● PROBLEM STATEMENT
Extract each line of the material that follows exactly and omit its pictures.

————————

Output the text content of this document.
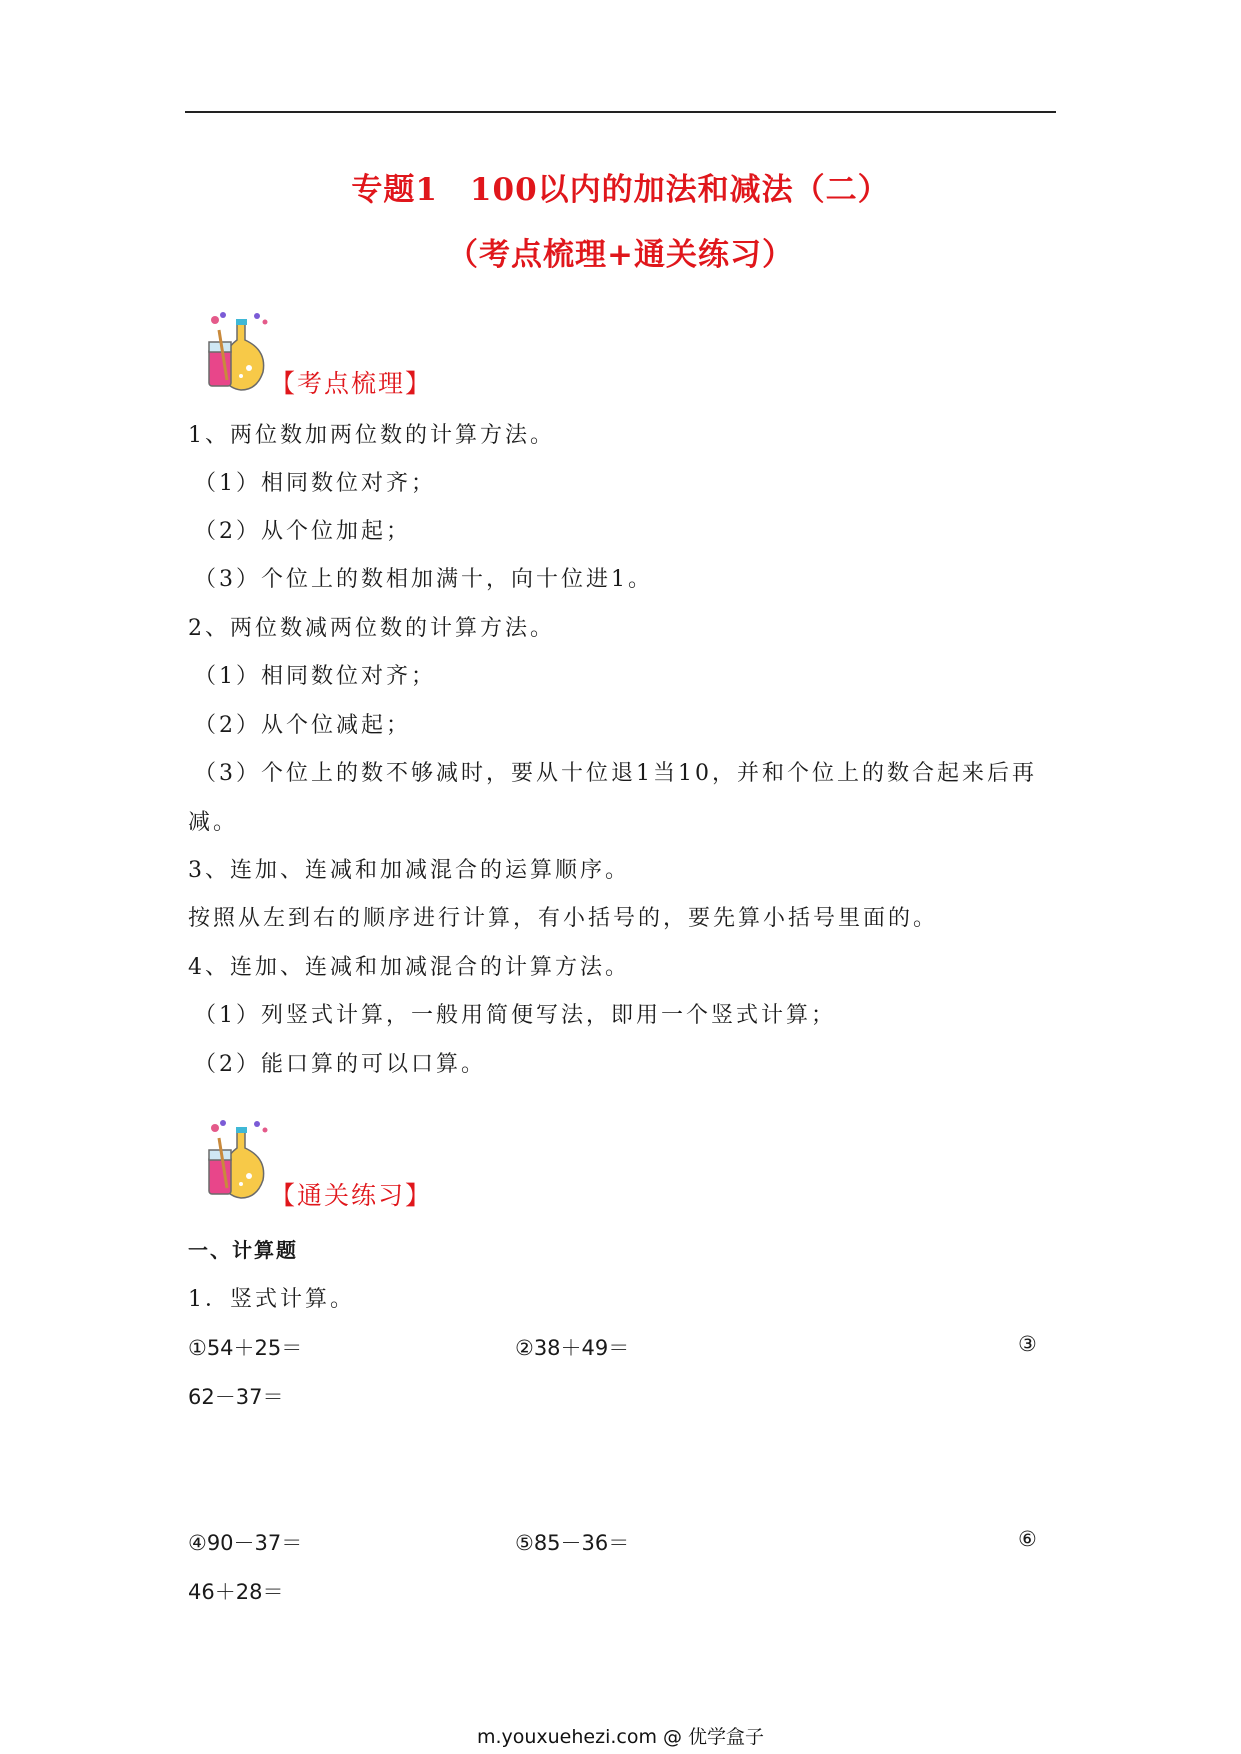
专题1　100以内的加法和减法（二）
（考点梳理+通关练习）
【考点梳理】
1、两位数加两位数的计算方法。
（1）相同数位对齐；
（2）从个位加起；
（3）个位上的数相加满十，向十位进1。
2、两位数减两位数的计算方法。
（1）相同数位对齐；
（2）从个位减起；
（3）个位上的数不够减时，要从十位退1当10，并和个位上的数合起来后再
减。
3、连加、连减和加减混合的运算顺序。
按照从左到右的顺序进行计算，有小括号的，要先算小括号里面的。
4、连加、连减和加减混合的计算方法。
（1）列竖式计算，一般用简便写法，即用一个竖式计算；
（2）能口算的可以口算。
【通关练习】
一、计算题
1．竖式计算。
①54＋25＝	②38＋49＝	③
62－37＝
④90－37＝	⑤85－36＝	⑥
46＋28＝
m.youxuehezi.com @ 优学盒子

————————

● WRITTEN REPLY
Output the text content of this document.
专题1　100以内的加法和减法（二）
（考点梳理+通关练习）
【考点梳理】
1、两位数加两位数的计算方法。
（1）相同数位对齐；
（2）从个位加起；
（3）个位上的数相加满十，向十位进1。
2、两位数减两位数的计算方法。
（1）相同数位对齐；
（2）从个位减起；
（3）个位上的数不够减时，要从十位退1当10，并和个位上的数合起来后再
减。
3、连加、连减和加减混合的运算顺序。
按照从左到右的顺序进行计算，有小括号的，要先算小括号里面的。
4、连加、连减和加减混合的计算方法。
（1）列竖式计算，一般用简便写法，即用一个竖式计算；
（2）能口算的可以口算。
【通关练习】
一、计算题
1．竖式计算。
①54＋25＝	②38＋49＝	③
62－37＝
④90－37＝	⑤85－36＝	⑥
46＋28＝
m.youxuehezi.com @ 优学盒子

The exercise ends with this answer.